TEKS BACAAN ->
Dalam upacara hari itu, Pejabat Presiden Soeharto tidak menyampaikan sesuatu amanat karena pidato kenegaraan telah dilakukan pada 16 Agustus di depan sidang pleno terbuka DPR Gotong Royong. Inilah untuk pertama kalinya Peringatan Detik-detik Proklamasi tidak diisi dengan amanat Presiden. Biasanya, setiap peringatan, Presiden Soekarno selalu berpidato di depan Istana untuk terus menyemangati rakyatnya.
Antara praktis dan punya makna lain?
Tentu menginap di Istana Merdeka pada malam menjelang 17 Agustus memiliki makna tersendiri bagi Presiden Soeharto dan Presiden Jokowi. Namun, makna tersebut tidak ada yang bisa mengungkapkan. Dalam sejumlah literatur, tidak pernah ada yang menceritakan mengapa Presiden Soeharto selalu menginap di Istana Merdeka setiap malam 17 Agustus setiap tahun?
Begitu juga Presiden Jokowi yang mulai menjadi Presiden sejak Oktober 2014 dan membiasakan tidur di Istana jelang Detik-detik Proklamasi 17 Agustus tak pernah mengungkapkan alasan sebenarnya. Apakah ada makna tertentu buat keduanya selain alasan praktis semata?
Tampaknya Presiden Soeharto memiliki pertimbangan yang sama dengan Presiden Jokowi meskipun rumah pribadinya tak jauh dari Istana Merdeka dan ada di Jalan Cendana, Menteng. ”Karena tengah malam menghadiri Renungan Suci dan paginya harus persiapan upacara kenegaraan Detik-detik proklamasi, maka Presiden Soeharto dulu juga bermalam di Istana Merdeka. Pak Harto dan Ibu Tien menginap di salah satu kamar di sayap Barat Istana Merdeka, bukan di kamar bekas Presiden Soekarno di sayap timur Istana Merdeka,” kata pensiunan protokol di era Presiden Soeharto itu.
Baca juga: Kebanggaan Panggung Virtual Kemerdekaan Indonesia
Bahkan, Presiden Jokowi karena Senin pada pukul 08.30 harus sudah ada di gedung Parlemen, Kompleks Senayan, Jakarta, untuk membacakan Pidato Kenegaraan dan Sidang Tahunan MPR, serta Pidato Pengantar Pokok-pokok RAPBN 2022, pada pukul 10.30, Presiden Jokowi beserta Ibu Negara Nyonya Iriana juga bermalam di Istana Merdeka. ”Presiden ditemani oleh Mensesneg ngobrol sampai malam,” ujar pejabat protokol lainnya.

BAGIAN KUMPULAN DATA ->

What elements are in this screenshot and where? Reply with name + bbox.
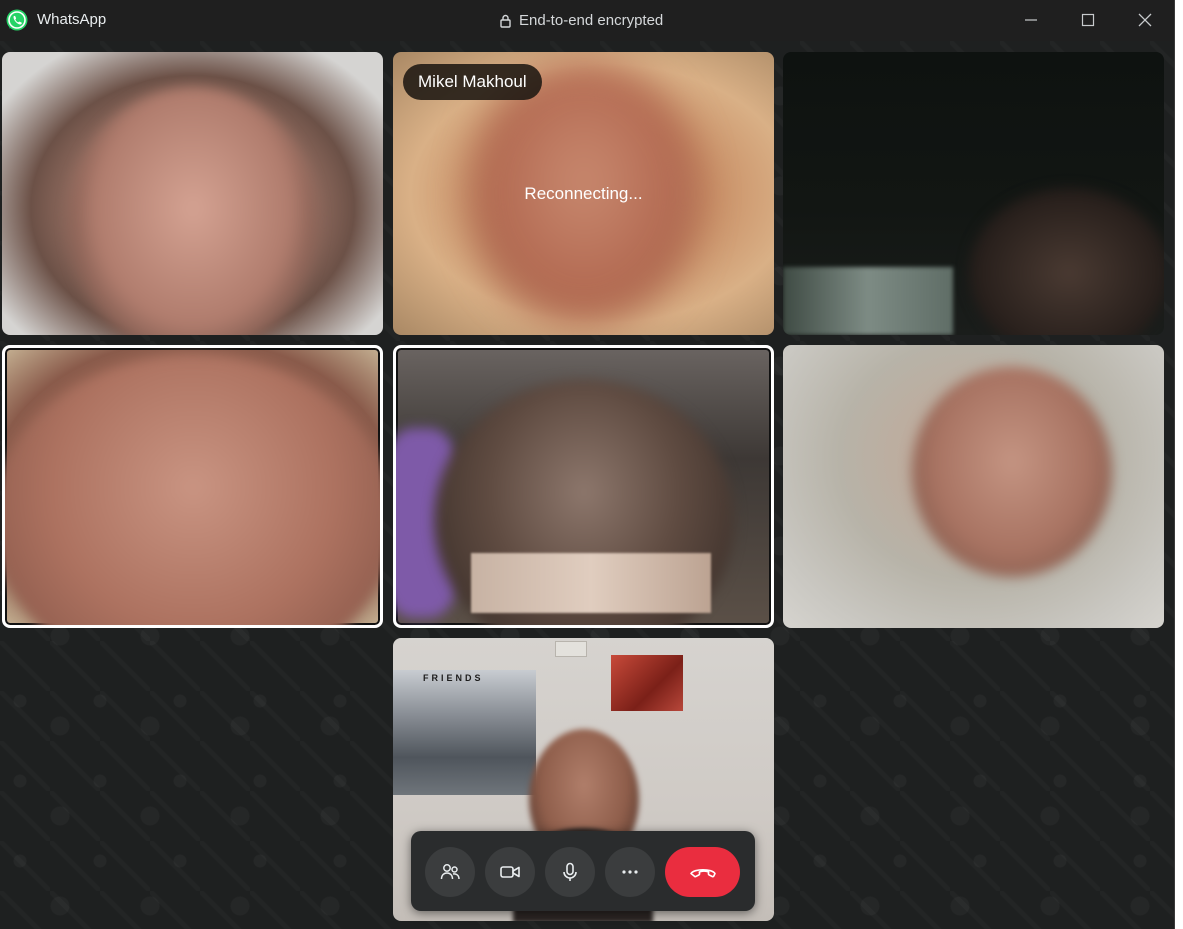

TUGAS YANG DIKERJAKAN ->
A - Kembalikan bagian teks tentang presiden yang bermalam di Istana Merdeka, dari "Tentu menginap di" sampai "alasan praktis semata?", tanpa mengubah satu kata pun.
B - Lanjutkan teks tentang kebiasaan presiden bermalam di Istana Merdeka menjelang 17 Agustus, mulai setelah kalimat terakhirnya.

HASIL TIAP TUGAS ->
A -
Tentu menginap di Istana Merdeka pada malam menjelang 17 Agustus memiliki makna tersendiri bagi Presiden Soeharto dan Presiden Jokowi. Namun, makna tersebut tidak ada yang bisa mengungkapkan. Dalam sejumlah literatur, tidak pernah ada yang menceritakan mengapa Presiden Soeharto selalu menginap di Istana Merdeka setiap malam 17 Agustus setiap tahun?
Begitu juga Presiden Jokowi yang mulai menjadi Presiden sejak Oktober 2014 dan membiasakan tidur di Istana jelang Detik-detik Proklamasi 17 Agustus tak pernah mengungkapkan alasan sebenarnya. Apakah ada makna tertentu buat keduanya selain alasan praktis semata?

B -
Menteri Sekretaris Negara Pratikno, yang pernah ditanya alasan Presiden Jokowi yang selalu menginap di Istana Merdeka pada malam 17 Agustus, hanya menjawab singkat. ”Karena besok pagi Presiden harus mempersiapkan Upacara Detik-detik Proklamasi, jadi biar praktis dan tidak usah bolak-balik pulang ke Bogor,” ujar Pratikno.
Presiden ditemani oleh Mensesneg ngobrol sampai malam.
Ada cerita yang menarik. Jika Presiden Soeharto menginap di Istana Merdeka, para pegawai Istana, termasuk protokol dan Pasukan Pengamanan Presiden, harus sudah bersiap-siap sebelum Peringatan Detik-detik Proklamasi. ”Pagi-pagi kami harus sudah ada di Istana dan berbaris dengan pakaian sipil lengkap (PSL). Sebelumnya, ada suara terompet korsik yang ditiup Paspampres seolah seperti membangunkan Pak Harto. Lalu kita sarapan bersama Pak Harto,” kisah mantan pejabat itu.
Dari Habibie ke SBY
Pengganti Soeharto, Presiden BJ Habibie selama periodenya berkuasa 21 Mei 1998-20 Oktober 1999, sebelumnya menjabat sebagai Wakil Presiden ke-7, tidak sempat meniru Presiden Soeharto bermalam di Istana Merdeka. ”Pak Habibie tidak sempat karena Peringatan Detik-detik Proklamasi dilakukan di tengah-tengah transisi reformasi sehingga pak Habibie berangkat ke Istana dari rumah pribadinya Jalan HR Rasuna Said, Kuningan. Tengah malam tetap ikut Renungan Suci,” kata pejabat lainnya.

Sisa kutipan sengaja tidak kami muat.